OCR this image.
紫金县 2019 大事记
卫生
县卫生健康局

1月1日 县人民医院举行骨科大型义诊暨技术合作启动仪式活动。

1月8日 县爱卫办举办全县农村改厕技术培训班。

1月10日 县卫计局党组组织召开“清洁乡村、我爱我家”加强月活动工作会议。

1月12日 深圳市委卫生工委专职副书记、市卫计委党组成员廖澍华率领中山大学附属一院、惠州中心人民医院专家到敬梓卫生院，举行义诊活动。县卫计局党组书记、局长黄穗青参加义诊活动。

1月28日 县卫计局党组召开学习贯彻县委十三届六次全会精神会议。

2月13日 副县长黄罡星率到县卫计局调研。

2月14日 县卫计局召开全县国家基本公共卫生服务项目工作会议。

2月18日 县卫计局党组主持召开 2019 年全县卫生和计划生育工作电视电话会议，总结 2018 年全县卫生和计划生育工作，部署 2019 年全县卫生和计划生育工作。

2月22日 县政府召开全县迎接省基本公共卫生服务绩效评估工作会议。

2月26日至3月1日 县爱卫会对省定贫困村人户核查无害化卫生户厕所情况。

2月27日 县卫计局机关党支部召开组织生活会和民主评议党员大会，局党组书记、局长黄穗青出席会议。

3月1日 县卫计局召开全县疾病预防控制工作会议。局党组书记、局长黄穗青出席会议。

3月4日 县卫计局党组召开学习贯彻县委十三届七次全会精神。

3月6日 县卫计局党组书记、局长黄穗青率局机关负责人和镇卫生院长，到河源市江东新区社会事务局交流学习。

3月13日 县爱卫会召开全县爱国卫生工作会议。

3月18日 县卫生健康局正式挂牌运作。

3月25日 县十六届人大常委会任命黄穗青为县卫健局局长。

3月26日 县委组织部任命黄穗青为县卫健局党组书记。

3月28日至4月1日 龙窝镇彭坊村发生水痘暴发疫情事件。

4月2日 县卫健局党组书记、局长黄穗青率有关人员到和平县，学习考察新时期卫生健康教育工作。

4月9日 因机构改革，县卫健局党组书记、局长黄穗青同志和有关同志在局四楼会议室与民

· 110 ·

- - - - - - -

PROBLEM TO SOLVE:
All lines holding the word "县卫计局党组书记" should be picked out and copied.

REPLY TO THE EXERCISE:
1月12日 深圳市委卫生工委专职副书记、市卫计委党组成员廖澍华率领中山大学附属一院、惠州中心人民医院专家到敬梓卫生院，举行义诊活动。县卫计局党组书记、局长黄穗青参加义诊活动。
3月6日 县卫计局党组书记、局长黄穗青率局机关负责人和镇卫生院长，到河源市江东新区社会事务局交流学习。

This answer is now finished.